## Passage given
## BEGIN
So…. This past weekend I had what is known as a sleep fail, and decided to work on stuff I’d been putting off doing because … that’s what we do. In the midst of it all, twitter, through Kate Crawford, brought a story that appeared on the register about Googles computer becoming smart on their own, and I thought it as perfect. The title was “

If this doesn’t terrify you… Google’s computers OUTWIT their humans‘Deep learning’ clusters crack coding problems their top engineers can’t

One of the things I’ve been trying to think through over the past three months? is how the social exists, intertwines, or matters in big data. Here are some draft thoughts… still working through it.

Begin Draft Thoughts

The biggest myth I’ve identified to date in trying to understand how we can move from Big Data to individuals is that there is no social in big data. There are things that happen in Big Data that have strong effects on the spaces we conceive of as being social (the area of most interest for me being the ethical/legal space), but big data inherently reduces the actions that my ethnomethodological heart would call individuals to neutral points on a graph or system that is interlinked with other points that might be individuals, objects, or things, as organized by some algorithmic system that was original programmed based on programs of other people to output information that can be read by whatever needs to read it to begin another action. The reason I say “read by a whatever” is because the reader might or might not end up being a human. A good portion of the reading that is done is done by other machines and algorithms, and endless loop of finding meaning and actions in the patterns or behaviour of programmed points. This becomes even more interesting because the most successful instance to date of a machine learning reading big data came from Google. The model they used for that machine was the human brain, and of course, one of the first things their neural network learned to do was recognize cats.
## END
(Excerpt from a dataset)
## BEGIN
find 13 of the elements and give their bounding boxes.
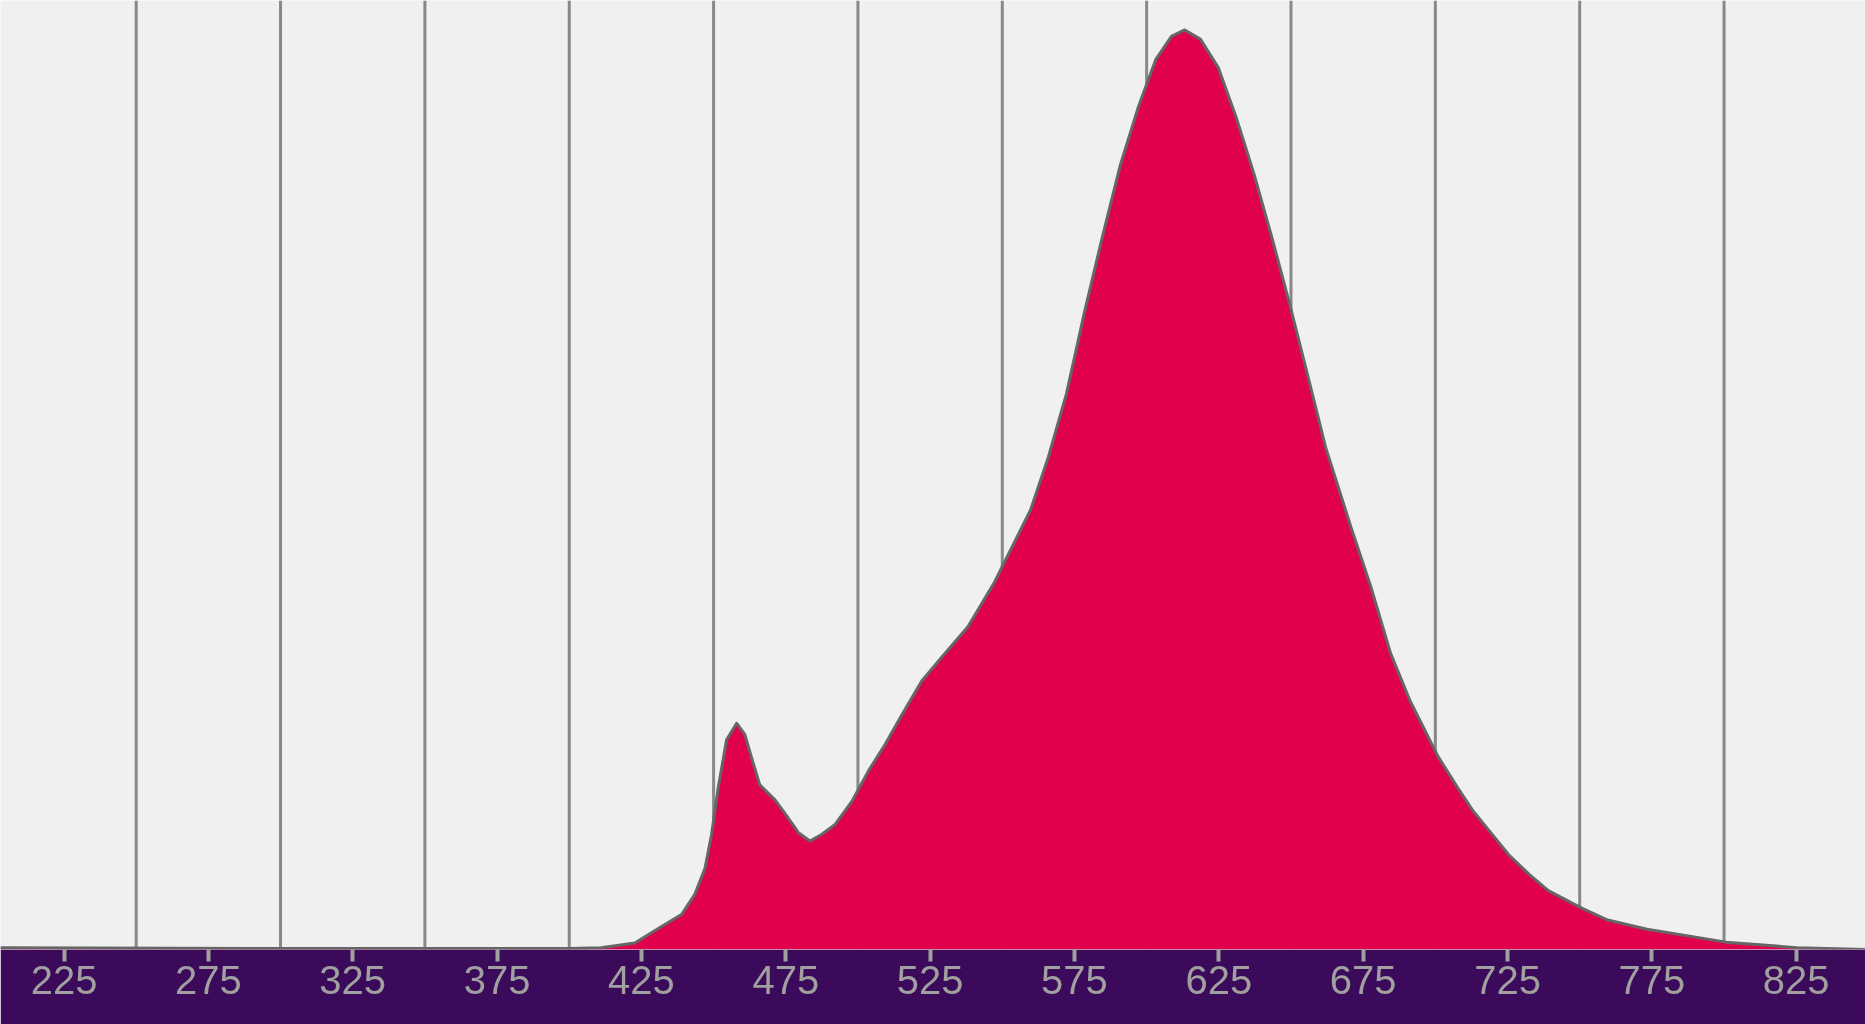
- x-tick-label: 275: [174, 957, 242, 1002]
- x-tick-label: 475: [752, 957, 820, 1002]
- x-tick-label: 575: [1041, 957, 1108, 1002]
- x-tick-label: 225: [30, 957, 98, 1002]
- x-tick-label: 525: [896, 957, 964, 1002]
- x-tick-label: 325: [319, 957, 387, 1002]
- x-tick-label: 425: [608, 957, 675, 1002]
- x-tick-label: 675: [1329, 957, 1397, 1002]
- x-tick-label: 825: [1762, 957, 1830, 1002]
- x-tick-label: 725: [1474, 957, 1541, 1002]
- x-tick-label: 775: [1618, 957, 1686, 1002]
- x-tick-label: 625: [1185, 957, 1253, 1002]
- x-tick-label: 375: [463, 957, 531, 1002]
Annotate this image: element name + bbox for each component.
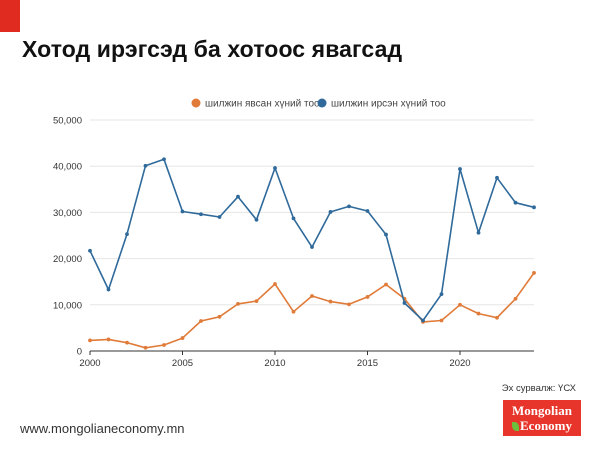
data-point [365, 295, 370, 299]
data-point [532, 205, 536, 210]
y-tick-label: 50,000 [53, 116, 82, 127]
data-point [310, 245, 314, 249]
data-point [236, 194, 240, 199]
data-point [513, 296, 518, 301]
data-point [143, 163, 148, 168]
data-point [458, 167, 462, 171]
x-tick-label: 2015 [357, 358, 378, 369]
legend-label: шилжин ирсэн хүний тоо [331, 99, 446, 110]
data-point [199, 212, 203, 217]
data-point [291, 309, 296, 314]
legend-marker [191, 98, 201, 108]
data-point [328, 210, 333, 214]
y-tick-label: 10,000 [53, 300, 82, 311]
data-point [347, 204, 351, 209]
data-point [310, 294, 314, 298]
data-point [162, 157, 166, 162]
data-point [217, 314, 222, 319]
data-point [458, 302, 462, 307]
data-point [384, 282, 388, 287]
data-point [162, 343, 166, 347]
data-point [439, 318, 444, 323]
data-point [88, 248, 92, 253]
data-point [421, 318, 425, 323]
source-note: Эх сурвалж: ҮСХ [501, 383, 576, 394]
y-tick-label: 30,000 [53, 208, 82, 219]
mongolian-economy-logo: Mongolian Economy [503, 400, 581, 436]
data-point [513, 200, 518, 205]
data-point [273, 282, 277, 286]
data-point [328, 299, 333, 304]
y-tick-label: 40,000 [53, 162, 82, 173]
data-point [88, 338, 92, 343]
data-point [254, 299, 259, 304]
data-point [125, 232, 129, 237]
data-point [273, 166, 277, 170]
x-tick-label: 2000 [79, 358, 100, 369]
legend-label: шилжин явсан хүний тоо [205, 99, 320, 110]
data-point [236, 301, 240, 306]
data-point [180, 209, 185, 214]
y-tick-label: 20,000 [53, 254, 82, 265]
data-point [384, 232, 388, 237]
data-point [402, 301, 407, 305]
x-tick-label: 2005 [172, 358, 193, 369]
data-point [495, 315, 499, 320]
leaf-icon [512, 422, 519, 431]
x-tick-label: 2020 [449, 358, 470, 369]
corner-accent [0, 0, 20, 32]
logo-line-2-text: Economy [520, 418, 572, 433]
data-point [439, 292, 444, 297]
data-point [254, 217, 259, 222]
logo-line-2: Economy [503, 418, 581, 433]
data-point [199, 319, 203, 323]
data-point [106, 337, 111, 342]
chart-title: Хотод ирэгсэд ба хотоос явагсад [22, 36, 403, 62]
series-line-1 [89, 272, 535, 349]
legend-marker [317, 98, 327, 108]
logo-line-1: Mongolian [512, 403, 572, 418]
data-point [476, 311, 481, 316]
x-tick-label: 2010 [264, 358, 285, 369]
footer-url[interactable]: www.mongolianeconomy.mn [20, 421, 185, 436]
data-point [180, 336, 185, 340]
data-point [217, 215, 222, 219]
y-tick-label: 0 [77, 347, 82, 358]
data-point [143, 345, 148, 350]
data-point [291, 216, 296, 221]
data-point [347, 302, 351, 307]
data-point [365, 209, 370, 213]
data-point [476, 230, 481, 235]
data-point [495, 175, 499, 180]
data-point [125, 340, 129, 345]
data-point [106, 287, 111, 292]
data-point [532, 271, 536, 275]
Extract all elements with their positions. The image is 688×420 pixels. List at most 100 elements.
## END
## BEGIN
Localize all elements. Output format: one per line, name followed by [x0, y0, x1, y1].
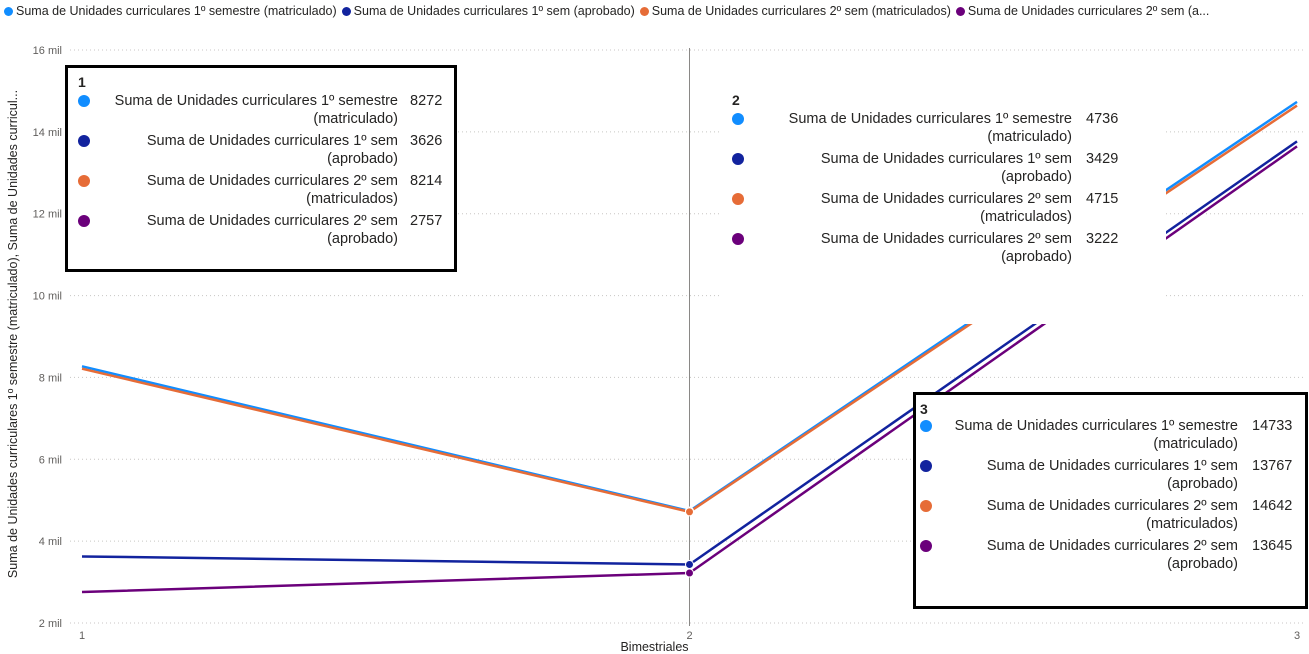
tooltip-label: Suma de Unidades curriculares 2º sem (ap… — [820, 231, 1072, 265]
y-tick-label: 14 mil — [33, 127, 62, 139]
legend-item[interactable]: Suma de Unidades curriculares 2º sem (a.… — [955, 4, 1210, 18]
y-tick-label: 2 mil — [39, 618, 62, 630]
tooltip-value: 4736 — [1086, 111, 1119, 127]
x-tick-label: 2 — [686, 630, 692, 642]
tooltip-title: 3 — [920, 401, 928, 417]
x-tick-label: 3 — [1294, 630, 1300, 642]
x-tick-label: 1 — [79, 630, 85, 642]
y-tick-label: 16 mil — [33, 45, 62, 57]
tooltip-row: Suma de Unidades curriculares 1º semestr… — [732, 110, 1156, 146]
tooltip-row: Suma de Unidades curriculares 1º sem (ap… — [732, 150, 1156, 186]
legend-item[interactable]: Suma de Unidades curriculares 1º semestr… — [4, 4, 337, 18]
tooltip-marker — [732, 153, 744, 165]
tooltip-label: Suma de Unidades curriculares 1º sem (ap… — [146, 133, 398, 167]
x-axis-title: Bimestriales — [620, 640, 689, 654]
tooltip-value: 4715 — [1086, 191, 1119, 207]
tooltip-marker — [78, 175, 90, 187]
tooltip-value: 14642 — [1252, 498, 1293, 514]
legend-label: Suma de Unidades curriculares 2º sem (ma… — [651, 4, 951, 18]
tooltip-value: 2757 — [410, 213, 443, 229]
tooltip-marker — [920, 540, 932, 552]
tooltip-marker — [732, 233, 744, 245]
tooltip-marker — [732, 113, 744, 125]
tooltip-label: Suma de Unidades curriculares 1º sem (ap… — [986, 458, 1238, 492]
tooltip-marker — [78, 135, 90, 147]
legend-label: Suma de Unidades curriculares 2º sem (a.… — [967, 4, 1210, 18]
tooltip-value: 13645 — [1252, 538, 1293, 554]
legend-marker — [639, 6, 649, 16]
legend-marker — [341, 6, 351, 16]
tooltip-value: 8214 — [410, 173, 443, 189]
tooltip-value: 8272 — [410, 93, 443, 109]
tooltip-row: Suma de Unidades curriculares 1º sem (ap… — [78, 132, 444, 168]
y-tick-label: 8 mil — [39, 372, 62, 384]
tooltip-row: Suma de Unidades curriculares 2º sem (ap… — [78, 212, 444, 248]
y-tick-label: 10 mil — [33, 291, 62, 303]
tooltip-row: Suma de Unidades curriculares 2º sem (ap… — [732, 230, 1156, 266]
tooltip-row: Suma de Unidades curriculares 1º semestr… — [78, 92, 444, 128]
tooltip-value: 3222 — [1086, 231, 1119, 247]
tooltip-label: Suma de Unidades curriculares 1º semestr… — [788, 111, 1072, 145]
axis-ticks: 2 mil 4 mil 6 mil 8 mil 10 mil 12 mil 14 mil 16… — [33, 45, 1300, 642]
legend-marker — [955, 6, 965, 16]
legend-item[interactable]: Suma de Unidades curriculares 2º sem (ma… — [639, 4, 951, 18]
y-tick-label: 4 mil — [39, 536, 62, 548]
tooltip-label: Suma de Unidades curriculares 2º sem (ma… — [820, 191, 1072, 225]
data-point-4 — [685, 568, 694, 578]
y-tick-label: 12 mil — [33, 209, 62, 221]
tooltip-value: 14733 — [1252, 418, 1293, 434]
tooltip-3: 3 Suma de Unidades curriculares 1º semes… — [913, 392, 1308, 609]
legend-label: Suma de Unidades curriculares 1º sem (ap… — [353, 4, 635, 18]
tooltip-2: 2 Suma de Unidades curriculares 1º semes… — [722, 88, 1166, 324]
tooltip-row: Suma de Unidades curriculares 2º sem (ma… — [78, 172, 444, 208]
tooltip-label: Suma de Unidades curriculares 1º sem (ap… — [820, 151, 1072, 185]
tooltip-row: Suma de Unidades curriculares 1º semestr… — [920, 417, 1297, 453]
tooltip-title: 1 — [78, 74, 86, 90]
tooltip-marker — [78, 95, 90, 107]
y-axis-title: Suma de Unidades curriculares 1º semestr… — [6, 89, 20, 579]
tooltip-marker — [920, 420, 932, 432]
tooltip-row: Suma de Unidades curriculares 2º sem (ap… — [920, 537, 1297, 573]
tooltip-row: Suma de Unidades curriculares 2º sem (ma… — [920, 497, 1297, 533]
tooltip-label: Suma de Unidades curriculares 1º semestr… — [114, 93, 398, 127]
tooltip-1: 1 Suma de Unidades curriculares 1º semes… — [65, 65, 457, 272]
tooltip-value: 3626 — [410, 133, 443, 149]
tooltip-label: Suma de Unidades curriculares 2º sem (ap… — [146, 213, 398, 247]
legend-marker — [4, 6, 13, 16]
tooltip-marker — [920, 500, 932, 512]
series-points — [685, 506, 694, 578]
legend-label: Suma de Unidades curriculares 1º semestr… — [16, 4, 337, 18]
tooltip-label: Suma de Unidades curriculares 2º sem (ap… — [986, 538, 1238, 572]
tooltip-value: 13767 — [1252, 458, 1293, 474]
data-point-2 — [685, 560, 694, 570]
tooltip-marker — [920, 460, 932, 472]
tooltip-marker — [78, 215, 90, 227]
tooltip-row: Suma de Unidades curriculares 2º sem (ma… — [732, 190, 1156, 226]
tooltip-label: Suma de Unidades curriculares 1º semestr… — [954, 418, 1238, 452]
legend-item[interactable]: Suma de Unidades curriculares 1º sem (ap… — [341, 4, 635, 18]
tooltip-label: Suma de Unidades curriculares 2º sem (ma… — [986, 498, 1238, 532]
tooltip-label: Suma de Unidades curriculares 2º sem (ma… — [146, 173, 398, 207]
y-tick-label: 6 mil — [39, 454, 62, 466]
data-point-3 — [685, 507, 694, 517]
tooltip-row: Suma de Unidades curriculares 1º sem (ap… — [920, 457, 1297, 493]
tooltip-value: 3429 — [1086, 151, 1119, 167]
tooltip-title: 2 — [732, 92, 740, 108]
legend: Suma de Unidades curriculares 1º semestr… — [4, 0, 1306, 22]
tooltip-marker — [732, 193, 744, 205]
## END
## BEGIN
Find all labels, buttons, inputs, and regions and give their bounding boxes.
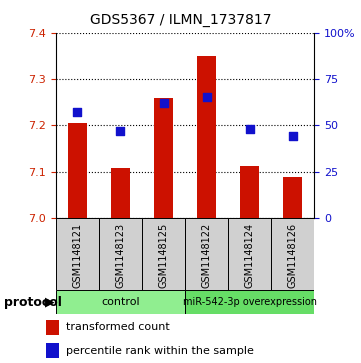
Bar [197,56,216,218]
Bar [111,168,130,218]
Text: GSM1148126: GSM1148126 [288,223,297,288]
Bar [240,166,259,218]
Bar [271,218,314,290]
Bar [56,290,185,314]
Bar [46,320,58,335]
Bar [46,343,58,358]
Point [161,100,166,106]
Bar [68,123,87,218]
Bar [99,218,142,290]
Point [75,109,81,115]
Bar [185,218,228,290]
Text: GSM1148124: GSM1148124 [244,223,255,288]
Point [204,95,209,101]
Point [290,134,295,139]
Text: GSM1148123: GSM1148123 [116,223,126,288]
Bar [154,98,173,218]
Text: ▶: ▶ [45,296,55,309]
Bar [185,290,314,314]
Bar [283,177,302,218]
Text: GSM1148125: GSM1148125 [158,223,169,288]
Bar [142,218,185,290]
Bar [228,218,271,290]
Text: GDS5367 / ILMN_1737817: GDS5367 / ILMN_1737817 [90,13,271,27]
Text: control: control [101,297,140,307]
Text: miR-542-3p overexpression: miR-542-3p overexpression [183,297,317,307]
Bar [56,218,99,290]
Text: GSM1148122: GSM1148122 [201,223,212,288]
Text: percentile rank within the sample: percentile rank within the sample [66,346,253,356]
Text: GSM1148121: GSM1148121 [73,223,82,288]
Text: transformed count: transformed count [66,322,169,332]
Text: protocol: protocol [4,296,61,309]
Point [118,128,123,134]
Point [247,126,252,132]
## END
## Given request 1
Decide whether each statement below agrees with the post on big data above, answering yes or no and quoting the deciding words of the post. (a) The story about Google's computers reached the writer on Twitter through Kate Crawford. (b) The writer says all of the reading of big data is done by humans. (c) Google's machine was modeled on the human brain.
## Given request 2
Copy the part of the post on big data above that runs from "If this doesn’t" to "working through it.", without changing a word.

## Problem solution 1
(a) Yes: "twitter, through Kate Crawford, brought a story that appeared on the register about Googles computer becoming smart on their own"
(b) No: "A good portion of the reading that is done is done by other machines and algorithms"
(c) Yes: "The model they used for that machine was the human brain"

## Problem solution 2
If this doesn’t terrify you… Google’s computers OUTWIT their humans‘Deep learning’ clusters crack coding problems their top engineers can’t

One of the things I’ve been trying to think through over the past three months? is how the social exists, intertwines, or matters in big data. Here are some draft thoughts… still working through it.